— START OF DATA TO USE —
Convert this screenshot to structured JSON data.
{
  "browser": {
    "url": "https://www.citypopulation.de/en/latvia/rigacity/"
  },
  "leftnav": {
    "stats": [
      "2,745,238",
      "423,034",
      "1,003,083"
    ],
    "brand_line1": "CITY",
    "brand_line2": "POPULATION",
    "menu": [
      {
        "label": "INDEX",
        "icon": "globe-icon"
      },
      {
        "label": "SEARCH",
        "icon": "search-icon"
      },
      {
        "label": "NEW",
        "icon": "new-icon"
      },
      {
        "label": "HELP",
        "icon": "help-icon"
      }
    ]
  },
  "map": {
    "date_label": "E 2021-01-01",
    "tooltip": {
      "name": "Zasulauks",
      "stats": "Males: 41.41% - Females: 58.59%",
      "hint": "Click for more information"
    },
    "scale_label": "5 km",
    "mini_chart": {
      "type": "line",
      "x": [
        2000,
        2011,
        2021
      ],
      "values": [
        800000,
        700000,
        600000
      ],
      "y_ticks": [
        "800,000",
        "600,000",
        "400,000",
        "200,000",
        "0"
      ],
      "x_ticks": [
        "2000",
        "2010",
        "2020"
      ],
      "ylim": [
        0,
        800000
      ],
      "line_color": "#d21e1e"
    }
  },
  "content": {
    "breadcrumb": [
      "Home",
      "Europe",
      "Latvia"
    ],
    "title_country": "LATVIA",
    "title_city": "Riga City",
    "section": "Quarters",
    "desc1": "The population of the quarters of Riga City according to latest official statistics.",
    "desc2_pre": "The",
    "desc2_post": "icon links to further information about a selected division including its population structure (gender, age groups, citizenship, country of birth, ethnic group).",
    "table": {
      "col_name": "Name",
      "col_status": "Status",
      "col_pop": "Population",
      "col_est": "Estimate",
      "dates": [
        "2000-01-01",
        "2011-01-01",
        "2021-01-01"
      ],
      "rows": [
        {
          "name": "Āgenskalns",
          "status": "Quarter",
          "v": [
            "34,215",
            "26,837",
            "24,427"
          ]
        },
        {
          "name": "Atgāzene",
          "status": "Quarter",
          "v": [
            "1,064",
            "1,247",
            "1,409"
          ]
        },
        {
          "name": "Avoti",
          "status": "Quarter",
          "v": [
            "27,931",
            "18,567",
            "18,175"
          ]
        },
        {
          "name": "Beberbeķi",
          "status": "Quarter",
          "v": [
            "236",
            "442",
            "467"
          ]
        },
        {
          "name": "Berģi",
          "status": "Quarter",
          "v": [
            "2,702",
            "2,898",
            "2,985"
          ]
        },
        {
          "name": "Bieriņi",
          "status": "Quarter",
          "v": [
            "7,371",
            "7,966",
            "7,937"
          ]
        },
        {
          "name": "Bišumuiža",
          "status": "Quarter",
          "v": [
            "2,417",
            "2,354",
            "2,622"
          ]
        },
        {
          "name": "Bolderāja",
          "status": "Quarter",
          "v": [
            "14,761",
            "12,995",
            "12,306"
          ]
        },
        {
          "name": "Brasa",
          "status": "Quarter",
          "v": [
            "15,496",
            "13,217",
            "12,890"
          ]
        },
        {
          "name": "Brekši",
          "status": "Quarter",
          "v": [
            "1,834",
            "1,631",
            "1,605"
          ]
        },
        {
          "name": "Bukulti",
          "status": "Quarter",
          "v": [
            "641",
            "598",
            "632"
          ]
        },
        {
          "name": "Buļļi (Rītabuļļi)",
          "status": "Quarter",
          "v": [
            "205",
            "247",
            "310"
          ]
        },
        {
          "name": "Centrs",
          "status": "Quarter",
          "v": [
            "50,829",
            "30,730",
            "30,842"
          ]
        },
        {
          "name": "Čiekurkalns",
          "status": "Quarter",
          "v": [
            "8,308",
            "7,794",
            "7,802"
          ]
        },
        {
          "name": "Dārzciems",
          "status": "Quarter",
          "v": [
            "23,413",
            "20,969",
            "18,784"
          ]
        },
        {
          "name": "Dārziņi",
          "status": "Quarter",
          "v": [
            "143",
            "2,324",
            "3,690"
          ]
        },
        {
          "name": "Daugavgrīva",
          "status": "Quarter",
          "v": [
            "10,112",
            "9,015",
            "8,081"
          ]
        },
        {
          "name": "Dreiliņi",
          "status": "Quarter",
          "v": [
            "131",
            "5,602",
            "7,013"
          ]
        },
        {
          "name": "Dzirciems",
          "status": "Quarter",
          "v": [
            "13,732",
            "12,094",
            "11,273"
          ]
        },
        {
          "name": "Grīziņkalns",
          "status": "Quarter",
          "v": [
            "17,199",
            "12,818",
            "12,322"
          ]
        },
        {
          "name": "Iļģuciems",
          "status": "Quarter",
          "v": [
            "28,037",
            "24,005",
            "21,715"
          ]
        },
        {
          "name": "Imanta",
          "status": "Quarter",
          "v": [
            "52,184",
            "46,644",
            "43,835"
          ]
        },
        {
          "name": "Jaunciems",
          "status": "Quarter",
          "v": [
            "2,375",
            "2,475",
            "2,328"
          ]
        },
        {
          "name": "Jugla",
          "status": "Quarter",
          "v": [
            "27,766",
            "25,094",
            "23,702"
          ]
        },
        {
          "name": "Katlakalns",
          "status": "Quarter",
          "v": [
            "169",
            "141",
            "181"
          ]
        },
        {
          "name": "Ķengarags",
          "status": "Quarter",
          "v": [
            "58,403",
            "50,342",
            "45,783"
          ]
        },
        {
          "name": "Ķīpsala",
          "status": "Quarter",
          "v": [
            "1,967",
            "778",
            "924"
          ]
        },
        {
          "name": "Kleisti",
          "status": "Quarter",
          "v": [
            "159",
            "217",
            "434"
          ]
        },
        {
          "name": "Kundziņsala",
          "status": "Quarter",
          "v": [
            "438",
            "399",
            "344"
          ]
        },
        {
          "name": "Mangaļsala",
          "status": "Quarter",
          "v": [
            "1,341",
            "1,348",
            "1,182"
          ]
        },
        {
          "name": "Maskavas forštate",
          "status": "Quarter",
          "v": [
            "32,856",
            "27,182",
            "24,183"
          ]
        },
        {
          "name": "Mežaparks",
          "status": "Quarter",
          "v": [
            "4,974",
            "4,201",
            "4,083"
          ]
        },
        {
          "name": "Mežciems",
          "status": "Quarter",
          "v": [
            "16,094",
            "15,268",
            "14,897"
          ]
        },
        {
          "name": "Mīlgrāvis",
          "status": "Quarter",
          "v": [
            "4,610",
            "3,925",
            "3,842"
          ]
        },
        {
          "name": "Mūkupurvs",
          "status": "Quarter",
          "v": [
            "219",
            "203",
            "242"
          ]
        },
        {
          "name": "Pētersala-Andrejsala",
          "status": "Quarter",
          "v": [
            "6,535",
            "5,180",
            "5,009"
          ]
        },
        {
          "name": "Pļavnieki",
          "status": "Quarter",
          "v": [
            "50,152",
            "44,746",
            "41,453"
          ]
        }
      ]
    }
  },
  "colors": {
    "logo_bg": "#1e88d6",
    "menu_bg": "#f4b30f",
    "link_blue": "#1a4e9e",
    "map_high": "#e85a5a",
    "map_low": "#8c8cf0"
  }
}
— END OF DATA TO USE —
◆ **INSTRUCTION**:
Identify every line above that includes the word "icon", and show those lines.

◆ **ANSWER IN FULL**:
        "icon": "globe-icon"
        "icon": "search-icon"
        "icon": "new-icon"
        "icon": "help-icon"
    "desc2_post": "icon links to further information about a selected division including its population structure (gender, age groups, citizenship, country of birth, ethnic group).",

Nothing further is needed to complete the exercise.